Passage provided —
2nd LIEUTENANT ROBERT (BOB) LONGBOTTOM, 7th BATTALION KINGS ROYAL RIFLE CORPS. KILLED IN ACTION 30th JULY 1915.


In a letter to his parents in August 1915, Philip Holmes, a corporal in the 7th Battalion Kings Royal Rifle Corps, wrote that during a tour in the front line near to Hooge he had witnessed a most distressing incident involving the body of a young British officer. In his own words he wrote, “...the Germans got his body stuck it on a bayonet and held it over the parapet with the label ‘One of Kitcheners bastards’. These are the sort of devils we are fighting and even if I don’t see you all for years I hope that we stay and wipe them out”. Holmes went on to name the dead officer but the entry was removed by a censor with the comment “I have scratched out the name of the officer on page 3 as his family must on no account hear of it.”

 

There is no other verification of this story but examples of German atrocities were common currency and often centred upon the use of bayonets. Holmes clearly believed what he reported as did the censoring officer who was at pains to insist that the officer’s family should not hear about what had happened. The idea that a dead combatant should be subject to mutilation was anathema to most soldiers and Holmes obviously considered it the worst form of barbarism. The letter has been the subject of considerable analysis by the military historian Mark Hone who concludes that the officer was in fact 19 year old Robert Longbottom.

 

Robert was one of three sons born in 1896 to wealthy wool merchant William Henry Longbottom and his wife Ethel. The Longbottoms originated in Bradford but had moved to Ilkley at the end of the 19th Century and lived at Myddleton Lodge a large house which overlooks the town. Robert was sent as a boarder to Wellington College along with his older brother Henry who was head boy. A natural athlete he excelled at cricket and rugby and was friendly with the famous novelist Rudyard Kiplings son Jack. The start of the war coincided with Roberts last term at the school and instead of making the natural progression to Oxford University he chose to enlist into the army. Gazetted as a 2nd Lieutenant in the 7th Battalion Kings Royal Rifle Corps he went to France in the spring of 1915.

Data —
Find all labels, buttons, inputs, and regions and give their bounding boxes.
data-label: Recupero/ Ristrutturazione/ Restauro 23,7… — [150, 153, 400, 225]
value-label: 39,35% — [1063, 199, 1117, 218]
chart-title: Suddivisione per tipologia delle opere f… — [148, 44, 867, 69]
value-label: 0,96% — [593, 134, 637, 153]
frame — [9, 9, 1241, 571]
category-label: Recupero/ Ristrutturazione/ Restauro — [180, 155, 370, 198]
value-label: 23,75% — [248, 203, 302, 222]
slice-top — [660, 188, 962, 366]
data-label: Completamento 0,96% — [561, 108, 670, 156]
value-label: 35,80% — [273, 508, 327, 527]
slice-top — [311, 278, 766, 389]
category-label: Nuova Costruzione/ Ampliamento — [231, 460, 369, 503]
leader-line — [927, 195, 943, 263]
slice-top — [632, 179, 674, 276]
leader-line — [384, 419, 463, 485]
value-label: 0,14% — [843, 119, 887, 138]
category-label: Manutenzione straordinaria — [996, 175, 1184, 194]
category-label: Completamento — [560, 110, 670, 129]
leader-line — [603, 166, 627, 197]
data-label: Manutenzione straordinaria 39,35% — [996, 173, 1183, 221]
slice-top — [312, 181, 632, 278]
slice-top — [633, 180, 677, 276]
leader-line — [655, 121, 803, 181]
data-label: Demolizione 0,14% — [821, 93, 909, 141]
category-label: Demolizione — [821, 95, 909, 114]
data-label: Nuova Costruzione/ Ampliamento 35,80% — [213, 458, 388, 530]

Task — Can you copy, word for word, the stretch of the Robert Longbottom page from "Robert was one" through "spring of 1915."?

Answer to this exercise —
Robert was one of three sons born in 1896 to wealthy wool merchant William Henry Longbottom and his wife Ethel. The Longbottoms originated in Bradford but had moved to Ilkley at the end of the 19th Century and lived at Myddleton Lodge a large house which overlooks the town. Robert was sent as a boarder to Wellington College along with his older brother Henry who was head boy. A natural athlete he excelled at cricket and rugby and was friendly with the famous novelist Rudyard Kiplings son Jack. The start of the war coincided with Roberts last term at the school and instead of making the natural progression to Oxford University he chose to enlist into the army. Gazetted as a 2nd Lieutenant in the 7th Battalion Kings Royal Rifle Corps he went to France in the spring of 1915.